Directions: Each record must be reproduced exactly as it is shown.

Input data:
>> begin

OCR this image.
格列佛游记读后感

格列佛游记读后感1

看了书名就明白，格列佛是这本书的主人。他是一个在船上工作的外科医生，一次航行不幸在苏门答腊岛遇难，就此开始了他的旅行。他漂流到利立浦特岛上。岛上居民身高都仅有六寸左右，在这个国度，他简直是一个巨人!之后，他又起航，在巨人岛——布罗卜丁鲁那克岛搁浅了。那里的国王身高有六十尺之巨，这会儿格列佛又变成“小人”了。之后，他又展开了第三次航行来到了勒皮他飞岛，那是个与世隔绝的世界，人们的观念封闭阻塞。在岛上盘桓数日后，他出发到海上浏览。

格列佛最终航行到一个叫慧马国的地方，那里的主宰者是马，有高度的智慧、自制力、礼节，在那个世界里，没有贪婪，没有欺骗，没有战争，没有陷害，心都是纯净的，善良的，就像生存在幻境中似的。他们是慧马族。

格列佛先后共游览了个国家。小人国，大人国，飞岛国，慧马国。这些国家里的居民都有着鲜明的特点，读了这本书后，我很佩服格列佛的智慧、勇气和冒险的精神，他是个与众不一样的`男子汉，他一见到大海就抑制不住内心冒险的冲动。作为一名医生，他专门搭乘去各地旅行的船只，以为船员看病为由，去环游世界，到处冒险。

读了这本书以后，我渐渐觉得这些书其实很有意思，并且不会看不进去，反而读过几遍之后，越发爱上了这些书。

>> end

Finished exercise:
OCR this image.
格列佛游记读后感

格列佛游记读后感1

看了书名就明白，格列佛是这本书的主人。他是一个在船上工作的外科医生，一次航行不幸在苏门答腊岛遇难，就此开始了他的旅行。他漂流到利立浦特岛上。岛上居民身高都仅有六寸左右，在这个国度，他简直是一个巨人!之后，他又起航，在巨人岛——布罗卜丁鲁那克岛搁浅了。那里的国王身高有六十尺之巨，这会儿格列佛又变成“小人”了。之后，他又展开了第三次航行来到了勒皮他飞岛，那是个与世隔绝的世界，人们的观念封闭阻塞。在岛上盘桓数日后，他出发到海上浏览。

格列佛最终航行到一个叫慧马国的地方，那里的主宰者是马，有高度的智慧、自制力、礼节，在那个世界里，没有贪婪，没有欺骗，没有战争，没有陷害，心都是纯净的，善良的，就像生存在幻境中似的。他们是慧马族。

格列佛先后共游览了个国家。小人国，大人国，飞岛国，慧马国。这些国家里的居民都有着鲜明的特点，读了这本书后，我很佩服格列佛的智慧、勇气和冒险的精神，他是个与众不一样的`男子汉，他一见到大海就抑制不住内心冒险的冲动。作为一名医生，他专门搭乘去各地旅行的船只，以为船员看病为由，去环游世界，到处冒险。

读了这本书以后，我渐渐觉得这些书其实很有意思，并且不会看不进去，反而读过几遍之后，越发爱上了这些书。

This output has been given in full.